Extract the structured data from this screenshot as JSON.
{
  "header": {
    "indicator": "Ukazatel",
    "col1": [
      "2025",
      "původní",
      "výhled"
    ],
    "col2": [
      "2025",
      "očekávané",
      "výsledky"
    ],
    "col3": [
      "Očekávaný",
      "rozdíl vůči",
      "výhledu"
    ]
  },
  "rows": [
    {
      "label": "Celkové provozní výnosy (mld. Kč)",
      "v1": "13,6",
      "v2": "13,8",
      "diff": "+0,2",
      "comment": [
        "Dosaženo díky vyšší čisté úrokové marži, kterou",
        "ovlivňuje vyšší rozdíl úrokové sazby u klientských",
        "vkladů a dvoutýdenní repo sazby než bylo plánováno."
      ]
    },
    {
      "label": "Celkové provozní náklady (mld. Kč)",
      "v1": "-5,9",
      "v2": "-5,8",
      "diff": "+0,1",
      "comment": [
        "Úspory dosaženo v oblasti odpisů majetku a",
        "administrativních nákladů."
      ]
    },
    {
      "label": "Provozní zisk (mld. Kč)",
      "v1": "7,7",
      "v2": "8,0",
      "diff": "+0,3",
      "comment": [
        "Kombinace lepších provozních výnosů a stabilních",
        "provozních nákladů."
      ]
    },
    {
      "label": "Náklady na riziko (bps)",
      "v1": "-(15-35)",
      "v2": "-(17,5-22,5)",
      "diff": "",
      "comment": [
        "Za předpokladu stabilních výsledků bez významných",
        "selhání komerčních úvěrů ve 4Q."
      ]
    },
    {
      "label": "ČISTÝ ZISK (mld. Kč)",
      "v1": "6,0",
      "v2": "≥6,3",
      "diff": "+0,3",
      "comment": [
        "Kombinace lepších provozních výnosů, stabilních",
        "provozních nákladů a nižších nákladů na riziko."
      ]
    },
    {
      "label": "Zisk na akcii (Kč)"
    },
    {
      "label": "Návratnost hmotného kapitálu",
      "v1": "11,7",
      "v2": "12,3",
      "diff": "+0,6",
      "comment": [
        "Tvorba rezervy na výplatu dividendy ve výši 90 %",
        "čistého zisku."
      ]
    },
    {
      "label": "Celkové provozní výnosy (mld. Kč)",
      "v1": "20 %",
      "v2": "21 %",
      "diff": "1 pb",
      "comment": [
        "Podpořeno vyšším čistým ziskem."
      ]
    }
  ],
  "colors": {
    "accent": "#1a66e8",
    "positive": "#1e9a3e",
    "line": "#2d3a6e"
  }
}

_ _ _ _ _ _ _

## What needs to be done:
Write out the whole listing again. Match it word for word.

## Solution to the exercise:
Extract the structured data from this screenshot as JSON.
{
  "header": {
    "indicator": "Ukazatel",
    "col1": [
      "2025",
      "původní",
      "výhled"
    ],
    "col2": [
      "2025",
      "očekávané",
      "výsledky"
    ],
    "col3": [
      "Očekávaný",
      "rozdíl vůči",
      "výhledu"
    ]
  },
  "rows": [
    {
      "label": "Celkové provozní výnosy (mld. Kč)",
      "v1": "13,6",
      "v2": "13,8",
      "diff": "+0,2",
      "comment": [
        "Dosaženo díky vyšší čisté úrokové marži, kterou",
        "ovlivňuje vyšší rozdíl úrokové sazby u klientských",
        "vkladů a dvoutýdenní repo sazby než bylo plánováno."
      ]
    },
    {
      "label": "Celkové provozní náklady (mld. Kč)",
      "v1": "-5,9",
      "v2": "-5,8",
      "diff": "+0,1",
      "comment": [
        "Úspory dosaženo v oblasti odpisů majetku a",
        "administrativních nákladů."
      ]
    },
    {
      "label": "Provozní zisk (mld. Kč)",
      "v1": "7,7",
      "v2": "8,0",
      "diff": "+0,3",
      "comment": [
        "Kombinace lepších provozních výnosů a stabilních",
        "provozních nákladů."
      ]
    },
    {
      "label": "Náklady na riziko (bps)",
      "v1": "-(15-35)",
      "v2": "-(17,5-22,5)",
      "diff": "",
      "comment": [
        "Za předpokladu stabilních výsledků bez významných",
        "selhání komerčních úvěrů ve 4Q."
      ]
    },
    {
      "label": "ČISTÝ ZISK (mld. Kč)",
      "v1": "6,0",
      "v2": "≥6,3",
      "diff": "+0,3",
      "comment": [
        "Kombinace lepších provozních výnosů, stabilních",
        "provozních nákladů a nižších nákladů na riziko."
      ]
    },
    {
      "label": "Zisk na akcii (Kč)"
    },
    {
      "label": "Návratnost hmotného kapitálu",
      "v1": "11,7",
      "v2": "12,3",
      "diff": "+0,6",
      "comment": [
        "Tvorba rezervy na výplatu dividendy ve výši 90 %",
        "čistého zisku."
      ]
    },
    {
      "label": "Celkové provozní výnosy (mld. Kč)",
      "v1": "20 %",
      "v2": "21 %",
      "diff": "1 pb",
      "comment": [
        "Podpořeno vyšším čistým ziskem."
      ]
    }
  ],
  "colors": {
    "accent": "#1a66e8",
    "positive": "#1e9a3e",
    "line": "#2d3a6e"
  }
}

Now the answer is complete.